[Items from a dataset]
---
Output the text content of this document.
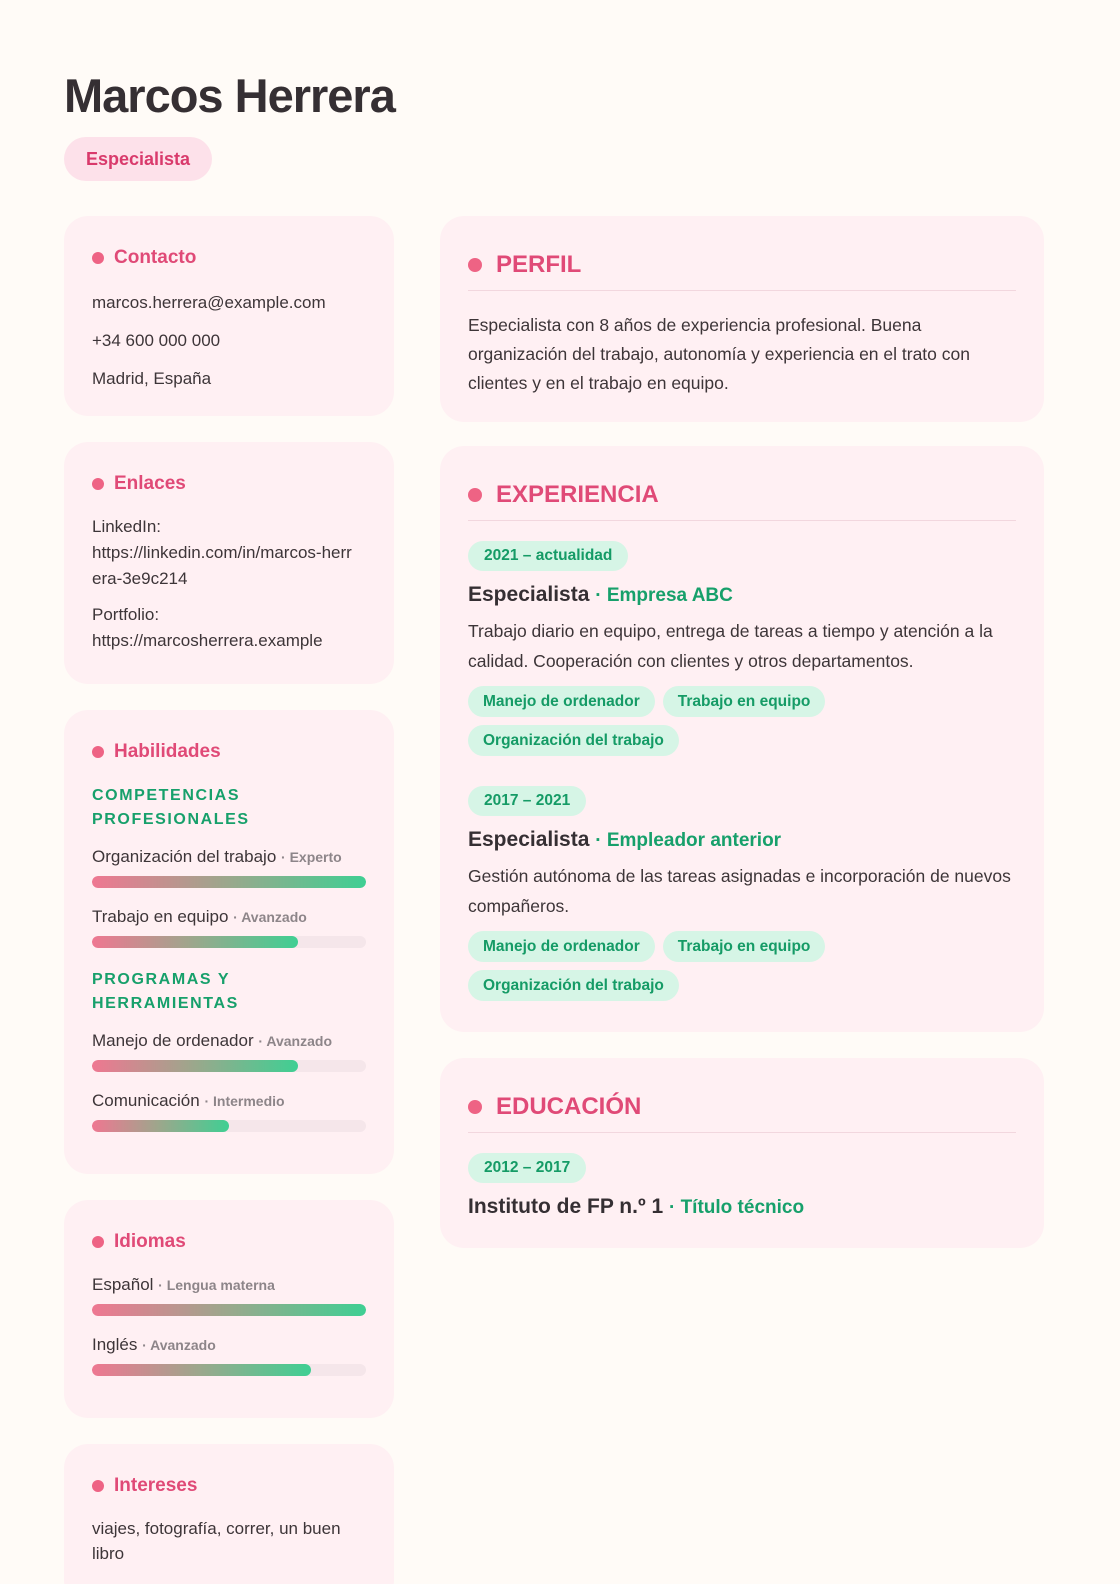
Marcos Herrera
Especialista
Contacto
marcos.herrera@example.com
+34 600 000 000
Madrid, España
Enlaces
LinkedIn:
https://linkedin.com/in/marcos-herrera-3e9c214
Portfolio:
https://marcosherrera.example
Habilidades
COMPETENCIAS PROFESIONALES
Organización del trabajo · Experto
Trabajo en equipo · Avanzado
PROGRAMAS Y HERRAMIENTAS
Manejo de ordenador · Avanzado
Comunicación · Intermedio
Idiomas
Español · Lengua materna
Inglés · Avanzado
Intereses
viajes, fotografía, correr, un buen libro
PERFIL
Especialista con 8 años de experiencia profesional. Buena organización del trabajo, autonomía y experiencia en el trato con clientes y en el trabajo en equipo.
EXPERIENCIA
2021 – actualidad
Especialista · Empresa ABC
Trabajo diario en equipo, entrega de tareas a tiempo y atención a la calidad. Cooperación con clientes y otros departamentos.
Manejo de ordenador	Trabajo en equipo
Organización del trabajo
2017 – 2021
Especialista · Empleador anterior
Gestión autónoma de las tareas asignadas e incorporación de nuevos compañeros.
Manejo de ordenador	Trabajo en equipo
Organización del trabajo
EDUCACIÓN
2012 – 2017
Instituto de FP n.º 1 · Título técnico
---
**Short task:** Copy all of the entries verbatim, leaving out any pictures they contain.

**Solved problem:**
Output the text content of this document.
Marcos Herrera
Especialista
Contacto
marcos.herrera@example.com
+34 600 000 000
Madrid, España
Enlaces
LinkedIn:
https://linkedin.com/in/marcos-herrera-3e9c214
Portfolio:
https://marcosherrera.example
Habilidades
COMPETENCIAS PROFESIONALES
Organización del trabajo · Experto
Trabajo en equipo · Avanzado
PROGRAMAS Y HERRAMIENTAS
Manejo de ordenador · Avanzado
Comunicación · Intermedio
Idiomas
Español · Lengua materna
Inglés · Avanzado
Intereses
viajes, fotografía, correr, un buen libro
PERFIL
Especialista con 8 años de experiencia profesional. Buena organización del trabajo, autonomía y experiencia en el trato con clientes y en el trabajo en equipo.
EXPERIENCIA
2021 – actualidad
Especialista · Empresa ABC
Trabajo diario en equipo, entrega de tareas a tiempo y atención a la calidad. Cooperación con clientes y otros departamentos.
Manejo de ordenador	Trabajo en equipo
Organización del trabajo
2017 – 2021
Especialista · Empleador anterior
Gestión autónoma de las tareas asignadas e incorporación de nuevos compañeros.
Manejo de ordenador	Trabajo en equipo
Organización del trabajo
EDUCACIÓN
2012 – 2017
Instituto de FP n.º 1 · Título técnico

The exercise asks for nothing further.